'''

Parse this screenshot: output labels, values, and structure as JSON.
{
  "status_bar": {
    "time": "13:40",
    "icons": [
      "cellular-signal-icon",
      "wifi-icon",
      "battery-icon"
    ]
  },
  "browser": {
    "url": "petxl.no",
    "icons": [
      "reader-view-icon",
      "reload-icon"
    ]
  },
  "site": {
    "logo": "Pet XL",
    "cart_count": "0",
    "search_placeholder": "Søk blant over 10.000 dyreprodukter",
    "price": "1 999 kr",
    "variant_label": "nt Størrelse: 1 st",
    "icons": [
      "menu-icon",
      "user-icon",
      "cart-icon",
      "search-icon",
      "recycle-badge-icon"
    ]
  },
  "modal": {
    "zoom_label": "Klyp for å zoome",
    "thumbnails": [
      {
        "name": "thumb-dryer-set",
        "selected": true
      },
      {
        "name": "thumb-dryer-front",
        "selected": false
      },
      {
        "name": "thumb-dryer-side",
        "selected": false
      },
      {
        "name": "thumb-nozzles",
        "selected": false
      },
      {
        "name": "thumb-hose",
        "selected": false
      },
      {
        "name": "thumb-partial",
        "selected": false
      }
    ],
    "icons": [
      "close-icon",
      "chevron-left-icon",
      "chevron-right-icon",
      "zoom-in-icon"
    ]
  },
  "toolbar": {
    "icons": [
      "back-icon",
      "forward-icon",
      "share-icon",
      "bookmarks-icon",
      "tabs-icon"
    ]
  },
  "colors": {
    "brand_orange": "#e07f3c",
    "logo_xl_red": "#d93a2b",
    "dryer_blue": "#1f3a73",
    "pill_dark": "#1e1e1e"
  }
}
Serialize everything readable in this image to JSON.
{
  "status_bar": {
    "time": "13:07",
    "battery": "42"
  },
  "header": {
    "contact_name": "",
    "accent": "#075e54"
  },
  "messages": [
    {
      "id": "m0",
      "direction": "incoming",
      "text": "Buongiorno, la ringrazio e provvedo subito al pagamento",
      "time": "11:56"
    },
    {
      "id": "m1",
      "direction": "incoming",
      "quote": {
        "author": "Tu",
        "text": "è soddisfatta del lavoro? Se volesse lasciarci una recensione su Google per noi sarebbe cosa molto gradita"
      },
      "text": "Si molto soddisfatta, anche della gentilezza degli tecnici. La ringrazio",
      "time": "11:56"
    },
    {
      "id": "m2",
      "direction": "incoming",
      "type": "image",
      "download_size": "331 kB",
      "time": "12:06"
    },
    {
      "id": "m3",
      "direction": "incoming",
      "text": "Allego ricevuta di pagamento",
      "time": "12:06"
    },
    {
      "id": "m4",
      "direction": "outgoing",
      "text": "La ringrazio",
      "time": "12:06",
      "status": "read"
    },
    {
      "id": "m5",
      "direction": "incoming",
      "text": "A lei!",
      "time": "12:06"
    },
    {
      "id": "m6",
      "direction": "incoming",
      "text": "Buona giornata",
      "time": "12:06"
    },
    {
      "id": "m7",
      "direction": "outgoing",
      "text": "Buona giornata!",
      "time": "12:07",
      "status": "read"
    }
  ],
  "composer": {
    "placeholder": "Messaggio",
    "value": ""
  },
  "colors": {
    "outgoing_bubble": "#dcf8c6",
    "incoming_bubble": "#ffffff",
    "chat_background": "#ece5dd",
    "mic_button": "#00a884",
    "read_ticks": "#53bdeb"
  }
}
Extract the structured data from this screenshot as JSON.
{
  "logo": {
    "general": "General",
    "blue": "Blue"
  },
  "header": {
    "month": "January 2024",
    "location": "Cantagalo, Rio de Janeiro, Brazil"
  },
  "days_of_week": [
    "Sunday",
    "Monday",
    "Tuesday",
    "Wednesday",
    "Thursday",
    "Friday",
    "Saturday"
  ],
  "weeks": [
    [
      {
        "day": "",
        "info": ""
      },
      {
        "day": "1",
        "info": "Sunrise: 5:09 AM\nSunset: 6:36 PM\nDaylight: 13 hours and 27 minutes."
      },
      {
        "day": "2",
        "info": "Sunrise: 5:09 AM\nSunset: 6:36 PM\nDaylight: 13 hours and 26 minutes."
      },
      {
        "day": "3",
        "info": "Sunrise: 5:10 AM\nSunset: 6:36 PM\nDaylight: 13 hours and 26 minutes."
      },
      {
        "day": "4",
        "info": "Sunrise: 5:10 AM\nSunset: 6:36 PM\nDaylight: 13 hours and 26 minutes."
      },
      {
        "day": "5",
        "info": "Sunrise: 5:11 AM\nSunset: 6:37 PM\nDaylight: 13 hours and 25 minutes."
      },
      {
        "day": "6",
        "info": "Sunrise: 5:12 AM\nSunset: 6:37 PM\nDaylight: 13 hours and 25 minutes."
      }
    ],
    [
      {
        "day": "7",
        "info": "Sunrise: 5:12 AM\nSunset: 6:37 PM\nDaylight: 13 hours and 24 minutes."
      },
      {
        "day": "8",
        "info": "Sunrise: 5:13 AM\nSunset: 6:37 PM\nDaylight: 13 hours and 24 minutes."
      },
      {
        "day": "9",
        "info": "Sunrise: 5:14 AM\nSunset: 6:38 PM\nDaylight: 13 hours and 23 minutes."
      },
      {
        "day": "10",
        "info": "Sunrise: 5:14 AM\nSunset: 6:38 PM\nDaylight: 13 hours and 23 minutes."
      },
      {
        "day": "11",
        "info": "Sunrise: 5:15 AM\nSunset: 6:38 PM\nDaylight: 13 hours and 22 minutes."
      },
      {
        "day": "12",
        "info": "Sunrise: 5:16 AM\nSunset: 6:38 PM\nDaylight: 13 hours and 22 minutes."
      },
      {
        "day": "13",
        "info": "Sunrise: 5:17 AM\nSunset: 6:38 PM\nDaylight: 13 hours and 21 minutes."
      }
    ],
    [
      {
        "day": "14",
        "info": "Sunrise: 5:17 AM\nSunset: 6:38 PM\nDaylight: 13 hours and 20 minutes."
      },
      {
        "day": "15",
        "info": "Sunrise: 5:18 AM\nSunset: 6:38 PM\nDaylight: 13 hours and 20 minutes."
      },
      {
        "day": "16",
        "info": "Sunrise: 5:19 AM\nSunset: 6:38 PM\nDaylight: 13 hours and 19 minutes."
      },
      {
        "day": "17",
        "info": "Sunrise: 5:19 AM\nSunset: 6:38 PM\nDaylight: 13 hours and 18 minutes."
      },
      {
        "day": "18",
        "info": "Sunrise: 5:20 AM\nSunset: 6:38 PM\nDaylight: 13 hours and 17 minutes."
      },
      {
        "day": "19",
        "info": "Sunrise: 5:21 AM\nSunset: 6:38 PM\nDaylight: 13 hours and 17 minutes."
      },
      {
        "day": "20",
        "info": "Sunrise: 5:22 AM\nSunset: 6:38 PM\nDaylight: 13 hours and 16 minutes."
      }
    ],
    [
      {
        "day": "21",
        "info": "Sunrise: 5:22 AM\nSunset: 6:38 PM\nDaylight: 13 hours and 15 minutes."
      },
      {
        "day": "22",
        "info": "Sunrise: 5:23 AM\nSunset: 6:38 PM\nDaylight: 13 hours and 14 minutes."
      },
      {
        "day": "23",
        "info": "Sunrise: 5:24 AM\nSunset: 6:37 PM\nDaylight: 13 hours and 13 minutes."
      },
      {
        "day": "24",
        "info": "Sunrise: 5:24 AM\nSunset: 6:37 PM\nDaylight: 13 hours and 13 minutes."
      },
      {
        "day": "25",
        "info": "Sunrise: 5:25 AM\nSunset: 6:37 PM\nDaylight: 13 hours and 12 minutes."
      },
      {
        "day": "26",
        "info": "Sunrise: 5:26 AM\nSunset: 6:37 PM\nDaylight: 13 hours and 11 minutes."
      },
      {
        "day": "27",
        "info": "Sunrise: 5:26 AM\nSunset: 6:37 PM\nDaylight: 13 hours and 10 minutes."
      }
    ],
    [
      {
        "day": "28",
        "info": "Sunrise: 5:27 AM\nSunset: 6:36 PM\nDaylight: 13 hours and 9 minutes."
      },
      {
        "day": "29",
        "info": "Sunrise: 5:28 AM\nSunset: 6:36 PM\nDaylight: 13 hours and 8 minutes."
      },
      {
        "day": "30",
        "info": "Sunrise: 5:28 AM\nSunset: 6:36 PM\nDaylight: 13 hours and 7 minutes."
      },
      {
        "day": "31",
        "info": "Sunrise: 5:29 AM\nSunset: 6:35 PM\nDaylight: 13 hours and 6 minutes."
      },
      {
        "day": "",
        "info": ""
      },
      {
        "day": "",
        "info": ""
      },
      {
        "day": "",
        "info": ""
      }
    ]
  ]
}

'''

EXERCISE TASK: Using the material above, report each line where "pagamento" occurs.

EXERCISE SOLUTION:
      "text": "Buongiorno, la ringrazio e provvedo subito al pagamento",
      "text": "Allego ricevuta di pagamento",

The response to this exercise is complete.